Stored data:
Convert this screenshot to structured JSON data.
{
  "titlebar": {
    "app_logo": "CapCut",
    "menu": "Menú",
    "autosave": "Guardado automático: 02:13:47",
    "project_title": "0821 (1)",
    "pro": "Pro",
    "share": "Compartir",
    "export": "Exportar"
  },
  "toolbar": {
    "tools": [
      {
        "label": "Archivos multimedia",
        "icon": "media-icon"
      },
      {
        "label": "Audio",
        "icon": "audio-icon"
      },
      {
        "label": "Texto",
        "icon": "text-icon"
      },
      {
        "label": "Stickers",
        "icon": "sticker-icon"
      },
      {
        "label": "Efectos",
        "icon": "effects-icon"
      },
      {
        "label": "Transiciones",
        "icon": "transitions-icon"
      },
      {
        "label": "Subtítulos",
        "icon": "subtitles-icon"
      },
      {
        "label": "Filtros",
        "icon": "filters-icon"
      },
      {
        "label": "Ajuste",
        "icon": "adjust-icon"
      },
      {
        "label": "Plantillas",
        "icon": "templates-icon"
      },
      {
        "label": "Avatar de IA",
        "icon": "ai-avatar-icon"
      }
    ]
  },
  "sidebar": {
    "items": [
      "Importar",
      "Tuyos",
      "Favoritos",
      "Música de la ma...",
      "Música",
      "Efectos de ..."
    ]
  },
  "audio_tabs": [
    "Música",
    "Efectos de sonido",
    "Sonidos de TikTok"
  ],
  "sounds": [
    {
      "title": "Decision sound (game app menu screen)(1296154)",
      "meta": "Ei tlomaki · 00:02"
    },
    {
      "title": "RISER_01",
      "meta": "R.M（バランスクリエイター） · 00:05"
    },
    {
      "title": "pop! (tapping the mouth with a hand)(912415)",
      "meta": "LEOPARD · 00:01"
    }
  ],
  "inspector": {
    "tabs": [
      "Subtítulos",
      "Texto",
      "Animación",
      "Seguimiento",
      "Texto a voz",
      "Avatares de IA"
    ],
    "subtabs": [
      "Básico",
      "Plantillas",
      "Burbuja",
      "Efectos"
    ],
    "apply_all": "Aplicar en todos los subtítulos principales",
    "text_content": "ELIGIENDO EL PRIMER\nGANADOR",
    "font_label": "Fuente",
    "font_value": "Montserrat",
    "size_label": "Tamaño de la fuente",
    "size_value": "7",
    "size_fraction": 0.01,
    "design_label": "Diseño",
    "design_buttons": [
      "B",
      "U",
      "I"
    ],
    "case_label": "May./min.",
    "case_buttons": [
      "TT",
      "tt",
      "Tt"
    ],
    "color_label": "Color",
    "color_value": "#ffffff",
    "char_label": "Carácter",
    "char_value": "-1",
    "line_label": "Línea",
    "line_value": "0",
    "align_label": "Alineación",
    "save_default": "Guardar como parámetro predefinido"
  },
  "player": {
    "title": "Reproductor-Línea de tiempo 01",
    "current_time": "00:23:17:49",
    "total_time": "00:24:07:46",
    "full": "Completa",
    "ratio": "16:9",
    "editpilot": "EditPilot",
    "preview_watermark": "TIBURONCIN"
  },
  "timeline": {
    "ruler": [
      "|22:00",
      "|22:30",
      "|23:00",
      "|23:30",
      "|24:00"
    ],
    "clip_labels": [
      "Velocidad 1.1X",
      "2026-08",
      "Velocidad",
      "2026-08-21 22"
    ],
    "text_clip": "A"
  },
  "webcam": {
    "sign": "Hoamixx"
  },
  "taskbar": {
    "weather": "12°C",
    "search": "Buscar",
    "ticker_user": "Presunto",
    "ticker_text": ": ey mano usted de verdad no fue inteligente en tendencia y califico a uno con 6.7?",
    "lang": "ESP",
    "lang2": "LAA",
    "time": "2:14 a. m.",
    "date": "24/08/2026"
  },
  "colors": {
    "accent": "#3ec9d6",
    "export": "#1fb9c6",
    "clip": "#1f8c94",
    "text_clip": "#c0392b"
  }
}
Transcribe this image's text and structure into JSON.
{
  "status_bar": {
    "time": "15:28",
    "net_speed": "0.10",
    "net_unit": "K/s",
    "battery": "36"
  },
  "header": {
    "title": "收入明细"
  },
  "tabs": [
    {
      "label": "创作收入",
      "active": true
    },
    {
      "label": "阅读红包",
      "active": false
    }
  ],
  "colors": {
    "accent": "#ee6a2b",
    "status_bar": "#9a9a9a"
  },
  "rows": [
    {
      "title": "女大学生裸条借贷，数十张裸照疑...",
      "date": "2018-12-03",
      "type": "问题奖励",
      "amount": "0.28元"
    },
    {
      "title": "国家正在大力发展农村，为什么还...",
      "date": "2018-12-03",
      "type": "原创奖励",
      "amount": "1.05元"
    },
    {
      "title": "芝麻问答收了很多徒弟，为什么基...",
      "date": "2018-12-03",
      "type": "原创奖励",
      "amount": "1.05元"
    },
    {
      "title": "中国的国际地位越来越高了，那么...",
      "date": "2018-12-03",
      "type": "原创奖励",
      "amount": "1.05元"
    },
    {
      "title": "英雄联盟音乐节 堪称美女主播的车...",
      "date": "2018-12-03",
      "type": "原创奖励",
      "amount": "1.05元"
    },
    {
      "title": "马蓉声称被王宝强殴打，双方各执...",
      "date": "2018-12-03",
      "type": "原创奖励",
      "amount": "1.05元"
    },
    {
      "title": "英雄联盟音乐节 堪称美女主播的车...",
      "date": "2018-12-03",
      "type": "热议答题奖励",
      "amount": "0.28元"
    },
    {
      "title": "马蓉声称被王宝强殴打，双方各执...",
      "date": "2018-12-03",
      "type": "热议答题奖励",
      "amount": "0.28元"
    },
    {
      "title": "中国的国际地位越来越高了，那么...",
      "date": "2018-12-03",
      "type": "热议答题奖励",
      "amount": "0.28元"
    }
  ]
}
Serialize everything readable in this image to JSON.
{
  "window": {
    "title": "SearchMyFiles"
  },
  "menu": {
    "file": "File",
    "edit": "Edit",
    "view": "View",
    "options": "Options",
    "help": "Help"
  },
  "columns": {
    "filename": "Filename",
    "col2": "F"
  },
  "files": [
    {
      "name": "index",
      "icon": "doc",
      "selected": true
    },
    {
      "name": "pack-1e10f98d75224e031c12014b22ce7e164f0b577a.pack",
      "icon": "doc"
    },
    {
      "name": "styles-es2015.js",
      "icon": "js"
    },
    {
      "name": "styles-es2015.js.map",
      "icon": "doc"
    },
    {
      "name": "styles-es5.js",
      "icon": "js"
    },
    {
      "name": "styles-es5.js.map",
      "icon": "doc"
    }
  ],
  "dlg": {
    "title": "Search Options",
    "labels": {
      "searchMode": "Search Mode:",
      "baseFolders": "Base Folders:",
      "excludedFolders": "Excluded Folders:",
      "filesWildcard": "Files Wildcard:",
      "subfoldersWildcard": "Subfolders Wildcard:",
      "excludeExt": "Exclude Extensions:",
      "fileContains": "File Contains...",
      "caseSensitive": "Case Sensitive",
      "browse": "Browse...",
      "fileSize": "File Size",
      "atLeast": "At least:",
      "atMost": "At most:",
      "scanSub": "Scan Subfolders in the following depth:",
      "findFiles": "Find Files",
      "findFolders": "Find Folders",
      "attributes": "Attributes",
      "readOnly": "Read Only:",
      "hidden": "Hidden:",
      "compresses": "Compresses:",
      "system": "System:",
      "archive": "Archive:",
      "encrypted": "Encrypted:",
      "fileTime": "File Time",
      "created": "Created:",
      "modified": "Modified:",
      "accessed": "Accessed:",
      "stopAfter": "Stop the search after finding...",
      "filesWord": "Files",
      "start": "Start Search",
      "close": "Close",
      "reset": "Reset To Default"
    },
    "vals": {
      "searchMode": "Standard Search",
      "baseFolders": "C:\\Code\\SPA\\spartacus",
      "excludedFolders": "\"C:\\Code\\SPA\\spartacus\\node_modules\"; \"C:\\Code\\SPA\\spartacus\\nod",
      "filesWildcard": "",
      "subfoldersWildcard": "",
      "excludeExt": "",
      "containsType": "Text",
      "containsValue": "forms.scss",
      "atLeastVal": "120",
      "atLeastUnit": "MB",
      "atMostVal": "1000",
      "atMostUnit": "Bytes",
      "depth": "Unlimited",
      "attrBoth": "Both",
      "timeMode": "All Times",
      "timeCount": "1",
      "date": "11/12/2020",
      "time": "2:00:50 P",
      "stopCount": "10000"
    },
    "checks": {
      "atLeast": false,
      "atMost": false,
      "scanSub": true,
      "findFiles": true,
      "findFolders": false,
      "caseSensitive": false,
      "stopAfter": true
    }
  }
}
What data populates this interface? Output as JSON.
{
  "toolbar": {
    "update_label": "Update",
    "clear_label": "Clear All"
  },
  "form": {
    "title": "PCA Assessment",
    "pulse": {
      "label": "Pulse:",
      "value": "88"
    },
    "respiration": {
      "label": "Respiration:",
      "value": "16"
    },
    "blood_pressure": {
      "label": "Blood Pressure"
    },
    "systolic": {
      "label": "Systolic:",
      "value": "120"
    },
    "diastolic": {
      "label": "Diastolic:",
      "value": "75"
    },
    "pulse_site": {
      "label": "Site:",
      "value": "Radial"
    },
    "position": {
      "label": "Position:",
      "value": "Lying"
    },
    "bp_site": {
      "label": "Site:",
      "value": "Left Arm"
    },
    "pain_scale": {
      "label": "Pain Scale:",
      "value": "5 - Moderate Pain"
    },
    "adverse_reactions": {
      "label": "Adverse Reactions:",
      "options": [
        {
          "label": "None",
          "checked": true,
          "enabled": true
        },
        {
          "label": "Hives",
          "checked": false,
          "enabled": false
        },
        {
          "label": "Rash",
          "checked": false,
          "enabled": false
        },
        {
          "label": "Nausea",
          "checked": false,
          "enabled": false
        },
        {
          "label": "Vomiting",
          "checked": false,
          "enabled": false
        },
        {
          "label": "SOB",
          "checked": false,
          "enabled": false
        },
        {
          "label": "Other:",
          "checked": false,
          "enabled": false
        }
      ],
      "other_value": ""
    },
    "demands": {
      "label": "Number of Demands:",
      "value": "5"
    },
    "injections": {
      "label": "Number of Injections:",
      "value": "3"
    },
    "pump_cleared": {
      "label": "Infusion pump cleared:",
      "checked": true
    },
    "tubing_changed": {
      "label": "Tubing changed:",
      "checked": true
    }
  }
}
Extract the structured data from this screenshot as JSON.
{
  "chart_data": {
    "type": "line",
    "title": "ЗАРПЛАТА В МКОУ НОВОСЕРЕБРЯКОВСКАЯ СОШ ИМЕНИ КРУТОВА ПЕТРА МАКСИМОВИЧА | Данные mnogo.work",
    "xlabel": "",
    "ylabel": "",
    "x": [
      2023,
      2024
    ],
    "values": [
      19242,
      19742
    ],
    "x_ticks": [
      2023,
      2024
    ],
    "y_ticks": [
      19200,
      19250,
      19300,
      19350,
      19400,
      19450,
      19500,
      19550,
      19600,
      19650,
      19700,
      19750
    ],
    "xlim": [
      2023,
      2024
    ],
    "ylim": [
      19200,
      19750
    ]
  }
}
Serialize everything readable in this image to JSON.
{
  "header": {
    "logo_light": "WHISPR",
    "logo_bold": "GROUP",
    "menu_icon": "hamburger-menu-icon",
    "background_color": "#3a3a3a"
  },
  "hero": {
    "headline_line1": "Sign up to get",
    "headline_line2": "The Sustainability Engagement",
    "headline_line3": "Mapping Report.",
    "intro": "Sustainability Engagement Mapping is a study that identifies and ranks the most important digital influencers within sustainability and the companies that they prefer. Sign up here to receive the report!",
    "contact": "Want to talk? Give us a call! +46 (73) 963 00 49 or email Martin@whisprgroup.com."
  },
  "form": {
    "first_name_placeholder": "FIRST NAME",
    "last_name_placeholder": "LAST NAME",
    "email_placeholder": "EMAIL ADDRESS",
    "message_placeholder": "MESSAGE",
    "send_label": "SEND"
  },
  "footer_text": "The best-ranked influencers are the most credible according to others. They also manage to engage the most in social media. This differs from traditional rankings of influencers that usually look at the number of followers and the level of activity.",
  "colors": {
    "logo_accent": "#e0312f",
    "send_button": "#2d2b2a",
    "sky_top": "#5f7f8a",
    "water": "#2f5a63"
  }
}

## CHALLENGE
Copy every line of the listing where the word "stopAfter" appears.

## SOLVED EXERCISE
      "stopAfter": "Stop the search after finding...",
      "stopAfter": true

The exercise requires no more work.